(Items from a dataset)

******

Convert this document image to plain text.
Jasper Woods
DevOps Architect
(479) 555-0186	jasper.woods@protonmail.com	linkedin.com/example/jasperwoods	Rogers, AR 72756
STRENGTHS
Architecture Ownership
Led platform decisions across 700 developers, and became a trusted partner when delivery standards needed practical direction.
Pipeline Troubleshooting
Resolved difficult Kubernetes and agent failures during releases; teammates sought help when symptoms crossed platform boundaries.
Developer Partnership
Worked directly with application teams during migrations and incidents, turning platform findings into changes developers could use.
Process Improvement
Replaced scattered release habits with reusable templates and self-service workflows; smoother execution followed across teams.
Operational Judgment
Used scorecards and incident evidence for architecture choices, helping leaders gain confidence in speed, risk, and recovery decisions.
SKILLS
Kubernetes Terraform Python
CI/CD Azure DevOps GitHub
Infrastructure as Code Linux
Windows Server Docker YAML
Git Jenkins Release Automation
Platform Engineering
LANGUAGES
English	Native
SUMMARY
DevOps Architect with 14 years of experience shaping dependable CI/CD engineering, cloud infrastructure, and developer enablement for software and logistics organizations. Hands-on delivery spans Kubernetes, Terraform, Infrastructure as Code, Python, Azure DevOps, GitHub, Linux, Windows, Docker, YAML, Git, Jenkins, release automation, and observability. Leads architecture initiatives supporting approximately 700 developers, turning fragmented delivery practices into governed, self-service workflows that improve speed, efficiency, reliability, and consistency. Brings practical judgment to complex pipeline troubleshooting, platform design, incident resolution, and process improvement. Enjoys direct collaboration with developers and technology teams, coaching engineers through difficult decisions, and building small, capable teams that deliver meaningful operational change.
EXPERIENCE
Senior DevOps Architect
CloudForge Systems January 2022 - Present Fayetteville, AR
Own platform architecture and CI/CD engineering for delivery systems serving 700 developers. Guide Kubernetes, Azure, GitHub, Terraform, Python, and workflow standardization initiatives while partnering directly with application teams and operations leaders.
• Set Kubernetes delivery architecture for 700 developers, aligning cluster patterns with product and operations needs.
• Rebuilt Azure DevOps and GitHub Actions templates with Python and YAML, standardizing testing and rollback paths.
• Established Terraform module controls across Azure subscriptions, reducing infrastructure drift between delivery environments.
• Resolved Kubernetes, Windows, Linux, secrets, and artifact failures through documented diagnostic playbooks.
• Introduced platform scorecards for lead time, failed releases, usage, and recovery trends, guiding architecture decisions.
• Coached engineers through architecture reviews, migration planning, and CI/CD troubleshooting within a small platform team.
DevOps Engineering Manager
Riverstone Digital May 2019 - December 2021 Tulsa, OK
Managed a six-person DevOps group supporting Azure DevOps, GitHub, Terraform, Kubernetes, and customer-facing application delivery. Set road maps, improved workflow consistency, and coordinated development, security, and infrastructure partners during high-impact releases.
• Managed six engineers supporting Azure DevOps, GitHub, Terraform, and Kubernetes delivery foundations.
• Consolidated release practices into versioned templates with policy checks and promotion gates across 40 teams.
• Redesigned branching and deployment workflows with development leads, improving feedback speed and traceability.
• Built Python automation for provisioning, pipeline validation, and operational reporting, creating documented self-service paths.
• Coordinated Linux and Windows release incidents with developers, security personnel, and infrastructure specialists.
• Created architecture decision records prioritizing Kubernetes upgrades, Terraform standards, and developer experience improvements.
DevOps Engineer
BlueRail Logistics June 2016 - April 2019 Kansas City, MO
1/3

******

• Stated exercise: Each line in the listing above that contains "operations" should be copied.

• Reply to the exercise:
Own platform architecture and CI/CD engineering for delivery systems serving 700 developers. Guide Kubernetes, Azure, GitHub, Terraform, Python, and workflow standardization initiatives while partnering directly with application teams and operations leaders.
• Set Kubernetes delivery architecture for 700 developers, aligning cluster patterns with product and operations needs.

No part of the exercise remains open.